— Begin —
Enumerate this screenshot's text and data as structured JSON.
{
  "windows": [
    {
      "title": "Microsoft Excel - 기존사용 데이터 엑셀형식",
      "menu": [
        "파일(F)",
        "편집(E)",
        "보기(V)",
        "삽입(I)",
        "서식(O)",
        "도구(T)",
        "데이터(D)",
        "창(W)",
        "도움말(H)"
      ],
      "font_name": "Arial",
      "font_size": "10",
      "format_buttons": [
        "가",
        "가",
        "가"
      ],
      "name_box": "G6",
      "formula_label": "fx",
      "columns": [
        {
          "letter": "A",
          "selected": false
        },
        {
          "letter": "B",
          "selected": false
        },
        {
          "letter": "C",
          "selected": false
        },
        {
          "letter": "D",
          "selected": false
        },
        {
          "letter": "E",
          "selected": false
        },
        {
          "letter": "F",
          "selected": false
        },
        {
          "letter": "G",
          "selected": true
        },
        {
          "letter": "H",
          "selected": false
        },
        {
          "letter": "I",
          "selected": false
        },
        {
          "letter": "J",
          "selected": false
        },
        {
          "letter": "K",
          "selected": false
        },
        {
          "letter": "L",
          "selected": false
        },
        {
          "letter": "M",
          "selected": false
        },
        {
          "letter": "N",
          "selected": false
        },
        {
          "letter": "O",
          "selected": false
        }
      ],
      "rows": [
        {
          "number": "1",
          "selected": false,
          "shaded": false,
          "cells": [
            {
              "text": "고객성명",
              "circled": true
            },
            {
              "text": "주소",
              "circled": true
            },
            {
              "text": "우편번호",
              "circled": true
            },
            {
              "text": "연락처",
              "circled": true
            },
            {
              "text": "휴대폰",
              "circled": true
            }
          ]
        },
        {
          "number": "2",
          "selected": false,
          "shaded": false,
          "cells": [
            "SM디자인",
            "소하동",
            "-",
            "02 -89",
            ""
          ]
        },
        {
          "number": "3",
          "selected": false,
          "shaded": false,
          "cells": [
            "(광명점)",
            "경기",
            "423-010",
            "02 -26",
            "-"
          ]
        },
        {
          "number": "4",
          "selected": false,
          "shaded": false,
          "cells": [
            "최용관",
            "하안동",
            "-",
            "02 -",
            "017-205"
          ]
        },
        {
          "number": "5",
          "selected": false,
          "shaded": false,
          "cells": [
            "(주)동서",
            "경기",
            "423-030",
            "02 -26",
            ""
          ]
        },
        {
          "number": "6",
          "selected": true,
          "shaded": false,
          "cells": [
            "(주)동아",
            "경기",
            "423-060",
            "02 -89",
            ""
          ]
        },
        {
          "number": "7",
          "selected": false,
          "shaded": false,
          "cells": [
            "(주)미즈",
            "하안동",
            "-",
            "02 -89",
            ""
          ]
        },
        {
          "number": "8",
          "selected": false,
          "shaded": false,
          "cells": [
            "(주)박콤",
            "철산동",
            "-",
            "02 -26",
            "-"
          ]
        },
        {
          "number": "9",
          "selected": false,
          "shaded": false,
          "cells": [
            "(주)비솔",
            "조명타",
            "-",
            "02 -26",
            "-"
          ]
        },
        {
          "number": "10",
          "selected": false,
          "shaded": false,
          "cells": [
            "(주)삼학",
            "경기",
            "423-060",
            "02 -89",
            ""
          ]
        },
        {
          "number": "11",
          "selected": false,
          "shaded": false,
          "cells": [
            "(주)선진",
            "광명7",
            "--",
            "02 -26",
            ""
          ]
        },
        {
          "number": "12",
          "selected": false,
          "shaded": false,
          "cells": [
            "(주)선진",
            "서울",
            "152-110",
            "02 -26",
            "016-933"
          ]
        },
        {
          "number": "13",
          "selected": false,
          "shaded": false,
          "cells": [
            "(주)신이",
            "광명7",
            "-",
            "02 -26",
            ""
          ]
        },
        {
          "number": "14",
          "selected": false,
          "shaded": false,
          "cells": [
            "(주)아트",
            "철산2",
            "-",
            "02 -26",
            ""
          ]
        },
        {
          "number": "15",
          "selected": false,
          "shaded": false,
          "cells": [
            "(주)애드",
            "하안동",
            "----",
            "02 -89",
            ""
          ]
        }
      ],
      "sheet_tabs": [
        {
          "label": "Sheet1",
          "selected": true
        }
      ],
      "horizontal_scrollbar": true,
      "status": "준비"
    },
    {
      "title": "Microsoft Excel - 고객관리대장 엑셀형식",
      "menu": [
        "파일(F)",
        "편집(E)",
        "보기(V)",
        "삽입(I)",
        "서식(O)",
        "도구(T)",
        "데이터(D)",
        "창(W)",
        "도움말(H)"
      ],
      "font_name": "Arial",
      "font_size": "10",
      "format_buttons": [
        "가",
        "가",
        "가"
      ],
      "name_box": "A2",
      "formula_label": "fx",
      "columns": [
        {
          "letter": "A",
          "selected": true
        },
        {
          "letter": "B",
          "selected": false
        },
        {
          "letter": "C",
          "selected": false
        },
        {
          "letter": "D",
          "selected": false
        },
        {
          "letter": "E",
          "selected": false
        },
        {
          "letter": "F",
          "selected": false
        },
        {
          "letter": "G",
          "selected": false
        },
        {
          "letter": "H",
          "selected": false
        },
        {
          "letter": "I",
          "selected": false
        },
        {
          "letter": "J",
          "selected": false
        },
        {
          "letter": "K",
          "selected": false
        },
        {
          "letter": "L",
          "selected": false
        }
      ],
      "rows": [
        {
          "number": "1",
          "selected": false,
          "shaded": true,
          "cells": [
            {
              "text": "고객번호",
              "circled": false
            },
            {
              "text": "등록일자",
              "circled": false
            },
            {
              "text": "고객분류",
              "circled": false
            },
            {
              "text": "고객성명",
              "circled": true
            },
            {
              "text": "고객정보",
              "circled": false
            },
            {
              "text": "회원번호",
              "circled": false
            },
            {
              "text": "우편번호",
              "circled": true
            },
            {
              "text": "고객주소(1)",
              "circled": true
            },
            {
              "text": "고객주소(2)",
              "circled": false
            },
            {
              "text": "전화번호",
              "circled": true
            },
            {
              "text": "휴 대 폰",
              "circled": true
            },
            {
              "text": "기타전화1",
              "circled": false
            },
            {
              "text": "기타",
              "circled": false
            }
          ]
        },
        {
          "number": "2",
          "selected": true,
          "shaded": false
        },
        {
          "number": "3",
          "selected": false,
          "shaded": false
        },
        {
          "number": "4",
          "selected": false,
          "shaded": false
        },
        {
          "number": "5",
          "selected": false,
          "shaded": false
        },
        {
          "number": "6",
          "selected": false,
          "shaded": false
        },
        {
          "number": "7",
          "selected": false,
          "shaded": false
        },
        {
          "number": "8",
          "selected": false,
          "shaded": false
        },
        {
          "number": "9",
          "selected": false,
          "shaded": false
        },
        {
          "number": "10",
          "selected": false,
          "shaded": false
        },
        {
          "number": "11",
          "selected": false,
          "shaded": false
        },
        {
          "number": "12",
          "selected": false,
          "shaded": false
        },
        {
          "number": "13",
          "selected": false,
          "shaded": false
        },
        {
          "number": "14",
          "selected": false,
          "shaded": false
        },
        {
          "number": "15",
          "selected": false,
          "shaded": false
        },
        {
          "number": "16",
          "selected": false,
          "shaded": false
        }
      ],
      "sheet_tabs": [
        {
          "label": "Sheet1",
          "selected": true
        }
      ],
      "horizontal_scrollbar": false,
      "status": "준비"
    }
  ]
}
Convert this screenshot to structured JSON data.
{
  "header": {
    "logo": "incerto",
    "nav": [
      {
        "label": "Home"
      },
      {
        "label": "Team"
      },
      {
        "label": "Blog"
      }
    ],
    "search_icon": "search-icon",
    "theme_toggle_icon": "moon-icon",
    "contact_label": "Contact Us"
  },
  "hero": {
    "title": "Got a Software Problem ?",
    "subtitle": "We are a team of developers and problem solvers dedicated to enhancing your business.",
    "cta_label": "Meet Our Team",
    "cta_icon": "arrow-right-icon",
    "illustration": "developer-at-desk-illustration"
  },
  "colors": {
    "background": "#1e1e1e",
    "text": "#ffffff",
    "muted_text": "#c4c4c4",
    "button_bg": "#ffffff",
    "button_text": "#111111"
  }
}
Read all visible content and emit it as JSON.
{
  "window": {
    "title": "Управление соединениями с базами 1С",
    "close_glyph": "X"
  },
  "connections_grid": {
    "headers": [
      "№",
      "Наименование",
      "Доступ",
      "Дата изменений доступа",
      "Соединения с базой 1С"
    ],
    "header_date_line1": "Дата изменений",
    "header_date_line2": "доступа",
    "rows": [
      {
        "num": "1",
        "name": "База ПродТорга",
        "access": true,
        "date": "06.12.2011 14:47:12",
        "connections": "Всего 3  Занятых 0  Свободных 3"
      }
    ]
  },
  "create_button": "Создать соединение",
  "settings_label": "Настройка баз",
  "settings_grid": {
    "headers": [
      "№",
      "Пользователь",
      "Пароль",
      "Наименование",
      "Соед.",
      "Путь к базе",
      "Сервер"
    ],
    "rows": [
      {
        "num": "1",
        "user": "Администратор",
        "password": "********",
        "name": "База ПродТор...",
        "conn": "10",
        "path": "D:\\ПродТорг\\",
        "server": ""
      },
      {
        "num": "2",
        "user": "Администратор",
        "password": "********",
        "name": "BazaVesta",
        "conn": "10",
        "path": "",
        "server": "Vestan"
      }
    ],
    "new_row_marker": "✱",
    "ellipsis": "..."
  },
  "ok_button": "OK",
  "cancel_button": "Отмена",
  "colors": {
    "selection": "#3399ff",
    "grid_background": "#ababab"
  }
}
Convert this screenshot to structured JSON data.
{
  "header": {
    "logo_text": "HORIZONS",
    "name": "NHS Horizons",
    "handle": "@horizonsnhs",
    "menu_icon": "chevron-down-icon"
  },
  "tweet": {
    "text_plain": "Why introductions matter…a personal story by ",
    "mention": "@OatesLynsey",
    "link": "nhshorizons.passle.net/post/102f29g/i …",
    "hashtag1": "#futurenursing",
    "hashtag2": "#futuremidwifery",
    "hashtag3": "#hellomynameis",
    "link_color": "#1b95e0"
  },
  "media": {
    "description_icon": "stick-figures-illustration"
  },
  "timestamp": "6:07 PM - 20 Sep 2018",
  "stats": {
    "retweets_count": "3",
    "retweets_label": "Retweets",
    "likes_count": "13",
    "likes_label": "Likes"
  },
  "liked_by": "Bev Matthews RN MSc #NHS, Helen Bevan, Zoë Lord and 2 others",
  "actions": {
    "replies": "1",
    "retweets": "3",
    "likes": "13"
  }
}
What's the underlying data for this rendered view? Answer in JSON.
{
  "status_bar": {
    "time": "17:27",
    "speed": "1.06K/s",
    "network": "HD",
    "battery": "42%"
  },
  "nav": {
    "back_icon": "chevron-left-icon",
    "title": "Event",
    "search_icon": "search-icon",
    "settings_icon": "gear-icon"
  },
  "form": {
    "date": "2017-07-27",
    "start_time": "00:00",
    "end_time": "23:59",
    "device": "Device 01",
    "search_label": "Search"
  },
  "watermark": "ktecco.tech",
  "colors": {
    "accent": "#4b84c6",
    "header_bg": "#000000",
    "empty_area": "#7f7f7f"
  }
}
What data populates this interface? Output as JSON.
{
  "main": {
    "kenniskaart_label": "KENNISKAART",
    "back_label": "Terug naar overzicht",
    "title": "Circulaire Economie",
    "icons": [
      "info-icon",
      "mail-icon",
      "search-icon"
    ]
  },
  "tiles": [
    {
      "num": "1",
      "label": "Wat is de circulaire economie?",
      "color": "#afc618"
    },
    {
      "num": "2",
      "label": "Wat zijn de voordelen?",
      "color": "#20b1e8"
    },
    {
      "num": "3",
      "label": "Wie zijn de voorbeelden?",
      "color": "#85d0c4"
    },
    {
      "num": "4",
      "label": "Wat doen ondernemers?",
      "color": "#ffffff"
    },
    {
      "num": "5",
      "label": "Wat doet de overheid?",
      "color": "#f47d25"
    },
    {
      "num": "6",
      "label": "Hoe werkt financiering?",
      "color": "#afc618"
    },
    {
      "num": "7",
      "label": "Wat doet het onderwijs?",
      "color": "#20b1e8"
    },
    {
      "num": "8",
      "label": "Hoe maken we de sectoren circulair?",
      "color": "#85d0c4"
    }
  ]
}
— End —
_Task prompt_
Find each line holding "doet". Copy it out.

_Reply to the exercise_
      "label": "Wat doet de overheid?",
      "label": "Wat doet het onderwijs?",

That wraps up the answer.